Short task — Convert every line of the listing below into a Markdown table with two columns, No and Line. Number each row and skip blank lines.

◆ ◆ ◆

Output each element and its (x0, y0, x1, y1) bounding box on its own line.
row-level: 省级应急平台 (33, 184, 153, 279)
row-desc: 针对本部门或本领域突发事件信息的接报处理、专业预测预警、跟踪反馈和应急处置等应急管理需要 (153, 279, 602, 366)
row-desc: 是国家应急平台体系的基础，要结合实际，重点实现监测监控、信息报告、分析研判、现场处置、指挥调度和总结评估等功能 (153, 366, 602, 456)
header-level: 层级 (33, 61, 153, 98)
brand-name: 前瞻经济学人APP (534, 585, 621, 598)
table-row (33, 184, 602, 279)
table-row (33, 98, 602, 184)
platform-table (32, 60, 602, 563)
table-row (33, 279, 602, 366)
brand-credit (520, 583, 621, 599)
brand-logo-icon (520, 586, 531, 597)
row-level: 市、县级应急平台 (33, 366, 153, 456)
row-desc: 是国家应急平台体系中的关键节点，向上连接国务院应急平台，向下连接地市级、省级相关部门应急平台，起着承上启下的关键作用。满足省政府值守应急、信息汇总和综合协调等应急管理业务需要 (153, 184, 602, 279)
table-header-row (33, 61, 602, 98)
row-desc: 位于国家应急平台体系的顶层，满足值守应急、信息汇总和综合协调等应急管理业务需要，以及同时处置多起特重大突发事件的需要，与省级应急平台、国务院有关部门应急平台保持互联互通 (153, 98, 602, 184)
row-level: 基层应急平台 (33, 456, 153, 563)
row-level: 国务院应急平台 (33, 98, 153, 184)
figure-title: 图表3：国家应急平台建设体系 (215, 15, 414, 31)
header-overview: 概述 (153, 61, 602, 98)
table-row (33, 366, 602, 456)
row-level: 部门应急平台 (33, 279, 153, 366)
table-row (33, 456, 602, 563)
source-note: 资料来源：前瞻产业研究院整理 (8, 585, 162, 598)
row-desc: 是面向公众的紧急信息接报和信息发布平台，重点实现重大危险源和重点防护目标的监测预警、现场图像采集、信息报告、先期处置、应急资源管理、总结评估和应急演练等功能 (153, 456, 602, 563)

◆ ◆ ◆

Result of the task —
| No | Line |
|---|---|
| 1 | Output each element and its (x0, y0, x1, y1) bounding box on its own line. |
| 2 | row-level: 省级应急平台 (33, 184, 153, 279) |
| 3 | row-desc: 针对本部门或本领域突发事件信息的接报处理、专业预测预警、跟踪反馈和应急处置等应急管理需要 (153, 279, 602, 366) |
| 4 | row-desc: 是国家应急平台体系的基础，要结合实际，重点实现监测监控、信息报告、分析研判、现场处置、指挥调度和总结评估等功能 (153, 366, 602, 456) |
| 5 | header-level: 层级 (33, 61, 153, 98) |
| 6 | brand-name: 前瞻经济学人APP (534, 585, 621, 598) |
| 7 | table-row (33, 184, 602, 279) |
| 8 | table-row (33, 98, 602, 184) |
| 9 | platform-table (32, 60, 602, 563) |
| 10 | table-row (33, 279, 602, 366) |
| 11 | brand-credit (520, 583, 621, 599) |
| 12 | brand-logo-icon (520, 586, 531, 597) |
| 13 | row-level: 市、县级应急平台 (33, 366, 153, 456) |
| 14 | row-desc: 是国家应急平台体系中的关键节点，向上连接国务院应急平台，向下连接地市级、省级相关部门应急平台，起着承上启下的关键作用。满足省政府值守应急、信息汇总和综合协调等应急管理业务需要 (153, 184, 602, 279) |
| 15 | table-header-row (33, 61, 602, 98) |
| 16 | row-desc: 位于国家应急平台体系的顶层，满足值守应急、信息汇总和综合协调等应急管理业务需要，以及同时处置多起特重大突发事件的需要，与省级应急平台、国务院有关部门应急平台保持互联互通 (153, 98, 602, 184) |
| 17 | row-level: 基层应急平台 (33, 456, 153, 563) |
| 18 | row-level: 国务院应急平台 (33, 98, 153, 184) |
| 19 | figure-title: 图表3：国家应急平台建设体系 (215, 15, 414, 31) |
| 20 | header-overview: 概述 (153, 61, 602, 98) |
| 21 | table-row (33, 366, 602, 456) |
| 22 | row-level: 部门应急平台 (33, 279, 153, 366) |
| 23 | table-row (33, 456, 602, 563) |
| 24 | source-note: 资料来源：前瞻产业研究院整理 (8, 585, 162, 598) |
| 25 | row-desc: 是面向公众的紧急信息接报和信息发布平台，重点实现重大危险源和重点防护目标的监测预警、现场图像采集、信息报告、先期处置、应急资源管理、总结评估和应急演练等功能 (153, 456, 602, 563) |